To be done: Copy the data exactly; pictures stay out of the copy.

Dataset:
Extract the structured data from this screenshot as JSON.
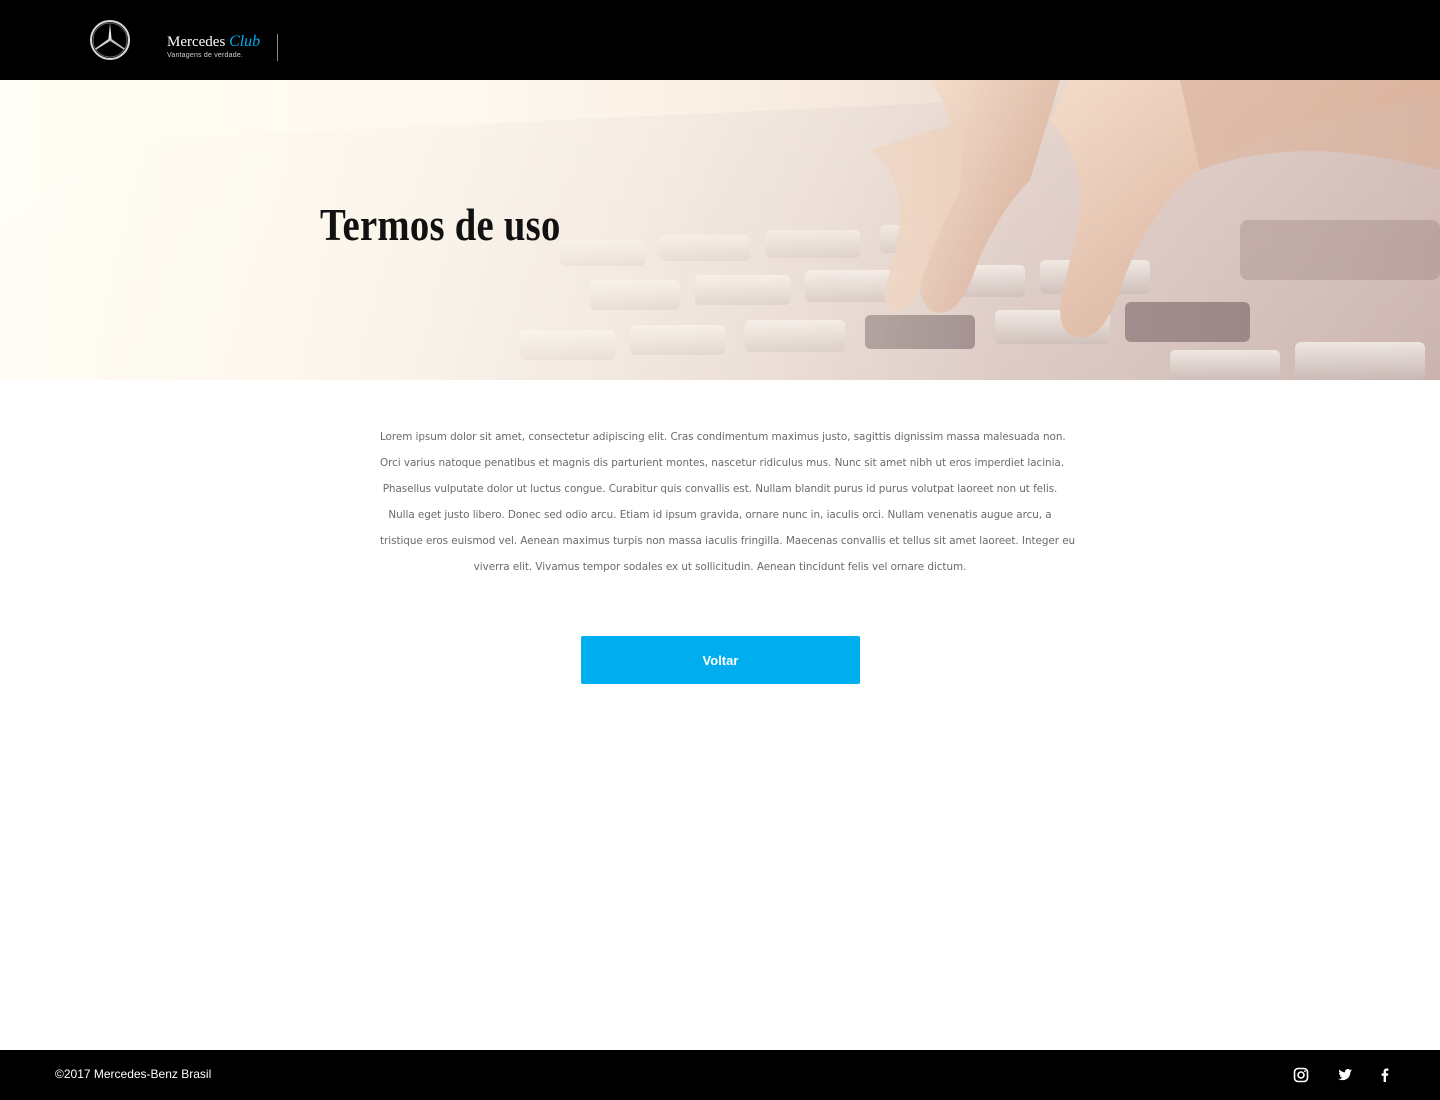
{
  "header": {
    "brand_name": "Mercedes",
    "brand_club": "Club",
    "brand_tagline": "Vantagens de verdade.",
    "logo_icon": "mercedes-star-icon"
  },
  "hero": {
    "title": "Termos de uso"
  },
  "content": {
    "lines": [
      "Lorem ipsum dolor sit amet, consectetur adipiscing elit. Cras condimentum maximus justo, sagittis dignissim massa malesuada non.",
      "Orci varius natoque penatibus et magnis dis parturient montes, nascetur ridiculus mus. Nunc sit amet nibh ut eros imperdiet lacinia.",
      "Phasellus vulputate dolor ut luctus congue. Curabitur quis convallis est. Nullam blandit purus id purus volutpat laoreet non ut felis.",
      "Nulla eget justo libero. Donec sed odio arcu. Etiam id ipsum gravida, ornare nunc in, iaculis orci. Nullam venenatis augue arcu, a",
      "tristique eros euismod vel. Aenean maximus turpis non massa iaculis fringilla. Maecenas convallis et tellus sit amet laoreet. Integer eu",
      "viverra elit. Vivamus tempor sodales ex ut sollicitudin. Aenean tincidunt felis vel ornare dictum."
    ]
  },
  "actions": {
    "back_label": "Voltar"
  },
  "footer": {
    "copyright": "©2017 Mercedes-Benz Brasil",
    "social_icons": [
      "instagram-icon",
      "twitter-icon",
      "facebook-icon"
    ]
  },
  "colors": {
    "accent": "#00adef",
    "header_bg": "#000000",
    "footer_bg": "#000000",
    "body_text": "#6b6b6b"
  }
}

Solution to the exercise:
Extract the structured data from this screenshot as JSON.
{
  "header": {
    "brand_name": "Mercedes",
    "brand_club": "Club",
    "brand_tagline": "Vantagens de verdade.",
    "logo_icon": "mercedes-star-icon"
  },
  "hero": {
    "title": "Termos de uso"
  },
  "content": {
    "lines": [
      "Lorem ipsum dolor sit amet, consectetur adipiscing elit. Cras condimentum maximus justo, sagittis dignissim massa malesuada non.",
      "Orci varius natoque penatibus et magnis dis parturient montes, nascetur ridiculus mus. Nunc sit amet nibh ut eros imperdiet lacinia.",
      "Phasellus vulputate dolor ut luctus congue. Curabitur quis convallis est. Nullam blandit purus id purus volutpat laoreet non ut felis.",
      "Nulla eget justo libero. Donec sed odio arcu. Etiam id ipsum gravida, ornare nunc in, iaculis orci. Nullam venenatis augue arcu, a",
      "tristique eros euismod vel. Aenean maximus turpis non massa iaculis fringilla. Maecenas convallis et tellus sit amet laoreet. Integer eu",
      "viverra elit. Vivamus tempor sodales ex ut sollicitudin. Aenean tincidunt felis vel ornare dictum."
    ]
  },
  "actions": {
    "back_label": "Voltar"
  },
  "footer": {
    "copyright": "©2017 Mercedes-Benz Brasil",
    "social_icons": [
      "instagram-icon",
      "twitter-icon",
      "facebook-icon"
    ]
  },
  "colors": {
    "accent": "#00adef",
    "header_bg": "#000000",
    "footer_bg": "#000000",
    "body_text": "#6b6b6b"
  }
}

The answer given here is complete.